Do this: Check each line below for the word "Routage", and copy those that have it.

Dataset records:
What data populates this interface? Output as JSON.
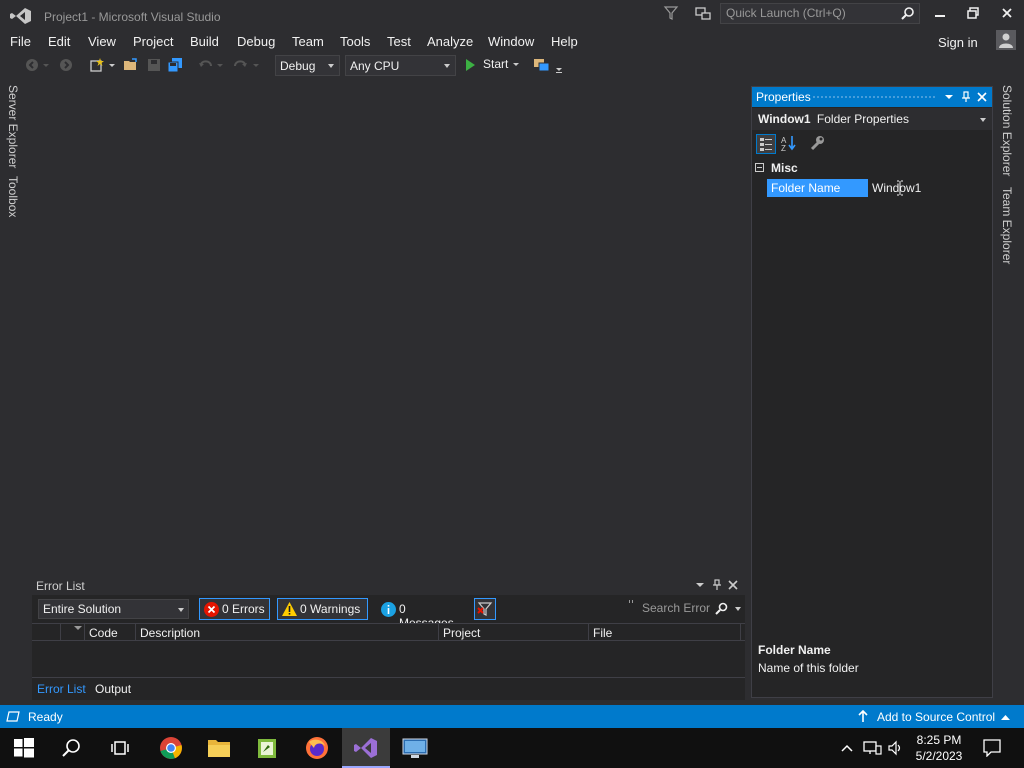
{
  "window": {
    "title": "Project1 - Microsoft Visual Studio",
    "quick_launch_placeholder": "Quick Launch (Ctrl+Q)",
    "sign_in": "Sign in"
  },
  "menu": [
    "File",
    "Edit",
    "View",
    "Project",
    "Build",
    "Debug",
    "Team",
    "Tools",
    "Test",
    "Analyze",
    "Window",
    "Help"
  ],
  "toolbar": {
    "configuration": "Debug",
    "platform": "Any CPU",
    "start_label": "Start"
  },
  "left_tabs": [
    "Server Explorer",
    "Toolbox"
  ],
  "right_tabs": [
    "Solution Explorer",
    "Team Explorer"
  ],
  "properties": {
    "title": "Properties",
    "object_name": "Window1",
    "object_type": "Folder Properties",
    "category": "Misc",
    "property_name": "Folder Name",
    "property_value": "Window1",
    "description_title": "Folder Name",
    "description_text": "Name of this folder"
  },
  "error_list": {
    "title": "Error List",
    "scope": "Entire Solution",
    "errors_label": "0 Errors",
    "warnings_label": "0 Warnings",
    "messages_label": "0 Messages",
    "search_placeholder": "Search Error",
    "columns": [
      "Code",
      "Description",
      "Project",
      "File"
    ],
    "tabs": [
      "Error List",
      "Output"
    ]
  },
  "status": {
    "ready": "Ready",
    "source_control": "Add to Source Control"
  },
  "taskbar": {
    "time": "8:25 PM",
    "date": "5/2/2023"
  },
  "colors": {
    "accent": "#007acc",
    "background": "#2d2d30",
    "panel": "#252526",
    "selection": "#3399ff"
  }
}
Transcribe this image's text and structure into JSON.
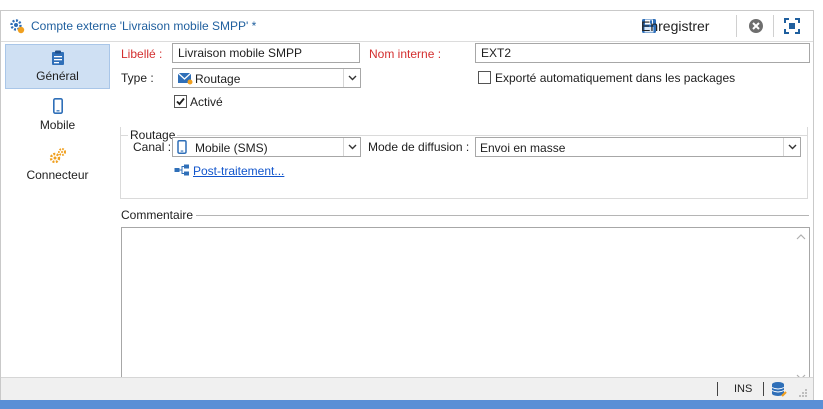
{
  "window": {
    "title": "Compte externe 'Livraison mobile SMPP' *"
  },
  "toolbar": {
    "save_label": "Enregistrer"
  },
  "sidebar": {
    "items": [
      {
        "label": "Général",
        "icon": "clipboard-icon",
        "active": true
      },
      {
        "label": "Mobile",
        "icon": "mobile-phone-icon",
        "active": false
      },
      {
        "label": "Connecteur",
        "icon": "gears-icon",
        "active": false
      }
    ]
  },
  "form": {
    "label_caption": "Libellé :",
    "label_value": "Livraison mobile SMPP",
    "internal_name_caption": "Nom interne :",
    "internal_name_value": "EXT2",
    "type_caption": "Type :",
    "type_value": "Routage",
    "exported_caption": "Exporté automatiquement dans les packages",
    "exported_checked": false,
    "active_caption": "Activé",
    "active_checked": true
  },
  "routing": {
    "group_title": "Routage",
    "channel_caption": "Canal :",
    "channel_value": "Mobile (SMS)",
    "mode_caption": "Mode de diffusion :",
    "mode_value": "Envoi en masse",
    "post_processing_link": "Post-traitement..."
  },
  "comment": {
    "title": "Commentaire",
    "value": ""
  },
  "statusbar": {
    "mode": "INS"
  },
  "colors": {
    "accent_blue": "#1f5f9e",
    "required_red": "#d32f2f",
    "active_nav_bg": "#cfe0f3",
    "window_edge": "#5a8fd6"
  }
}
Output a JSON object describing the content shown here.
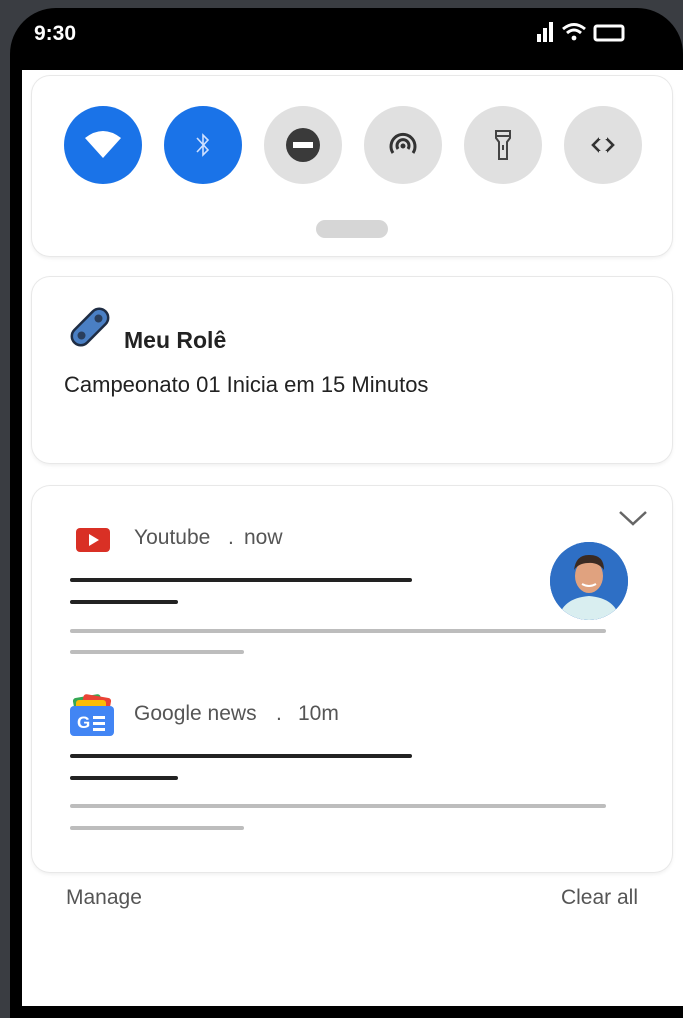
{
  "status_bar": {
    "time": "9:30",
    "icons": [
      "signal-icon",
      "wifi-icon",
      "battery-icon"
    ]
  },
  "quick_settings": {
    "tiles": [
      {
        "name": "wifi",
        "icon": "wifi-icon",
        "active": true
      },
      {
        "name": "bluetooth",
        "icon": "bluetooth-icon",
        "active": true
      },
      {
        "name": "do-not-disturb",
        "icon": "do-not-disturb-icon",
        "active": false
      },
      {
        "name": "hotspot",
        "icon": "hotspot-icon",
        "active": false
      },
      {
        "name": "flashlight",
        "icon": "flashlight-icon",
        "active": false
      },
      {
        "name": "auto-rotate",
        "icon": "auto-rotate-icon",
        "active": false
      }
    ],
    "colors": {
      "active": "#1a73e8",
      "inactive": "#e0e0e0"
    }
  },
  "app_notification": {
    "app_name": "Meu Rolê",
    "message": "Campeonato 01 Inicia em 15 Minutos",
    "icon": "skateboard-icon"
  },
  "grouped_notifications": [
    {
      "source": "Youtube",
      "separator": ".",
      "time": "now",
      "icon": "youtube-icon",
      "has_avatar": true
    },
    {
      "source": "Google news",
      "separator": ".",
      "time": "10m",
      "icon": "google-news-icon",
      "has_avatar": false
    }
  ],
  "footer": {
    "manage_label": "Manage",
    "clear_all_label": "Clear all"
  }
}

Result:
    "type_value": "Routage",
    "group_title": "Routage",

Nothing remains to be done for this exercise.